== Written exercise ==
List every line below containing "JSON".
[start Information shown]
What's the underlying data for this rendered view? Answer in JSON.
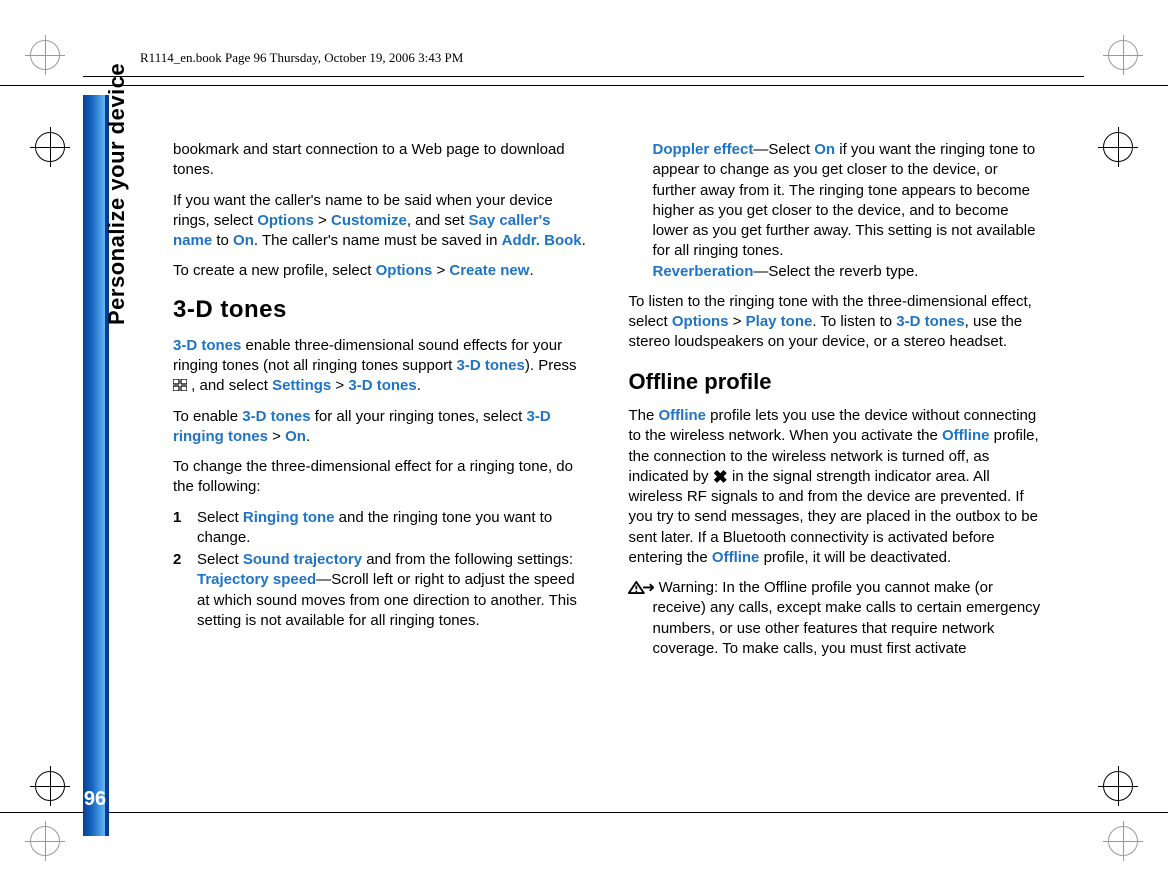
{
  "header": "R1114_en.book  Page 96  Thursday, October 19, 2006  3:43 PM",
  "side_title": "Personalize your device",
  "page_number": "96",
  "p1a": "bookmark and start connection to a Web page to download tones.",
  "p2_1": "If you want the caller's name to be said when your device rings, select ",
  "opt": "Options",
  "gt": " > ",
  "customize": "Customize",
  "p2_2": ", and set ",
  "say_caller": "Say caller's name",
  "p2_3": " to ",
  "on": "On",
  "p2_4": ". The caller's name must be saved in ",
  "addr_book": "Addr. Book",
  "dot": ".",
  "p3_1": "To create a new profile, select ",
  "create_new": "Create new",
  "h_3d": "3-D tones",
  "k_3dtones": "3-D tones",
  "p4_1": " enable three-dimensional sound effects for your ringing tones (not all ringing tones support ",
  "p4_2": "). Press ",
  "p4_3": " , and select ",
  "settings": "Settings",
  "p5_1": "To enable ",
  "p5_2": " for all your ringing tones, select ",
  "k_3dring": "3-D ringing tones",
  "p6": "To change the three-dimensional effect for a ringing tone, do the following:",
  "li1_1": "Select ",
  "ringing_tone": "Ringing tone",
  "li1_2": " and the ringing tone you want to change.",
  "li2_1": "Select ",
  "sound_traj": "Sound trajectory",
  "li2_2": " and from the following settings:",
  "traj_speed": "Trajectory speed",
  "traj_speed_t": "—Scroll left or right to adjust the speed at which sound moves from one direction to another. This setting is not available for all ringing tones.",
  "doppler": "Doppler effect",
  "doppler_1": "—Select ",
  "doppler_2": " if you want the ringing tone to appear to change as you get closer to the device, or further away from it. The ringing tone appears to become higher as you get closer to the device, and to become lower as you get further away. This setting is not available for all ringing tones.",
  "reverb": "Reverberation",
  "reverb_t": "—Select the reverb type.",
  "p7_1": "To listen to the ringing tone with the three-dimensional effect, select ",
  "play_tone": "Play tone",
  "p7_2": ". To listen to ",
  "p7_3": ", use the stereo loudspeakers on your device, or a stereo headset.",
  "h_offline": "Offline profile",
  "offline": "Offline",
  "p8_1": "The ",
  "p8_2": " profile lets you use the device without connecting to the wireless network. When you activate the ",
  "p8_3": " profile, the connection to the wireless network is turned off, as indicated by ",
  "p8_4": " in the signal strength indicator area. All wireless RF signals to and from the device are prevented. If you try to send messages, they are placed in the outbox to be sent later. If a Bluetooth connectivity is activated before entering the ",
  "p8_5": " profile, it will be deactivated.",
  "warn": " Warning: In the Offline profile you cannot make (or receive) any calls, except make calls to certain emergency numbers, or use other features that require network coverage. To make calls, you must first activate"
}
[end Information shown]
[start Information shown]
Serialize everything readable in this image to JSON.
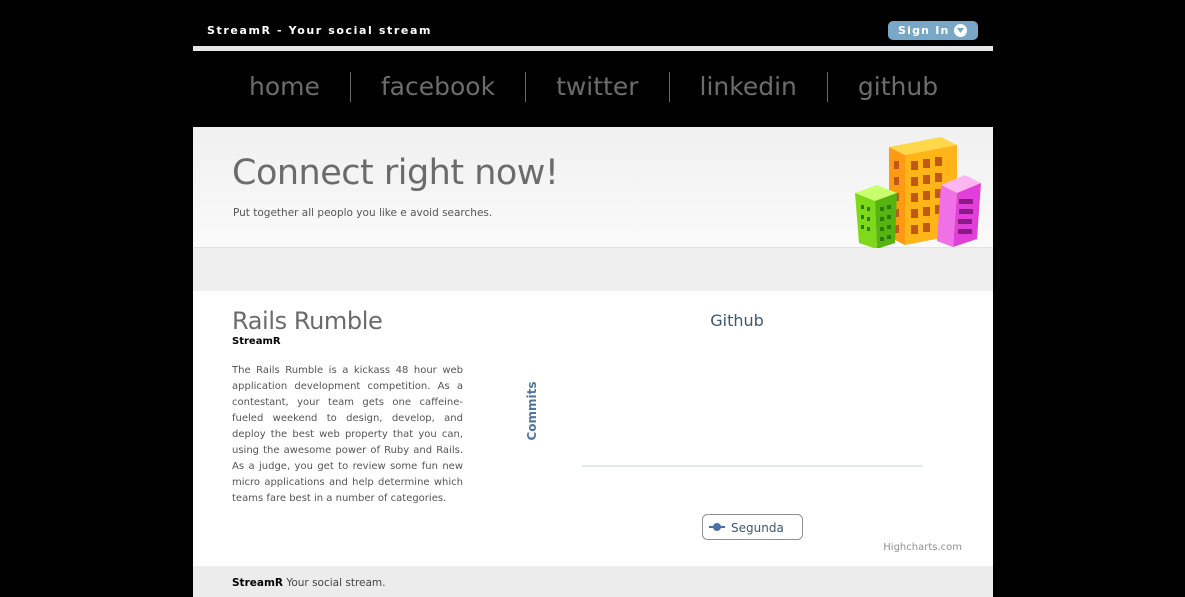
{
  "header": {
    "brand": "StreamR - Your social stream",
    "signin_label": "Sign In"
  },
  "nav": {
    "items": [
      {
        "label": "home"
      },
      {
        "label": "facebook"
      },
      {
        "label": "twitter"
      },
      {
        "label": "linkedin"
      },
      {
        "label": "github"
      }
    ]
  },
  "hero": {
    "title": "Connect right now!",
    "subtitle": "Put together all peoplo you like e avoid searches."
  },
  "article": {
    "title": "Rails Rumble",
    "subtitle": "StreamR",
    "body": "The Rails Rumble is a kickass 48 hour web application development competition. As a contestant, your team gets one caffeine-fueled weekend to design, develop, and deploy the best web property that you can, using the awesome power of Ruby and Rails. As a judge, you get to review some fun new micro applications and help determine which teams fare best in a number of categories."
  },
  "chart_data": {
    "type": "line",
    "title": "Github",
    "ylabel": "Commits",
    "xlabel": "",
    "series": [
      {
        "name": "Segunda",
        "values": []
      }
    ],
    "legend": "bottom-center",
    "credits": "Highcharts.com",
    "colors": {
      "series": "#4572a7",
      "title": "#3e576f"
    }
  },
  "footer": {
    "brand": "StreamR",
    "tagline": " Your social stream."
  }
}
[end Information shown]
== Full answer ==
What's the underlying data for this rendered view? Answer in JSON.
Serialize everything readable in this image to JSON.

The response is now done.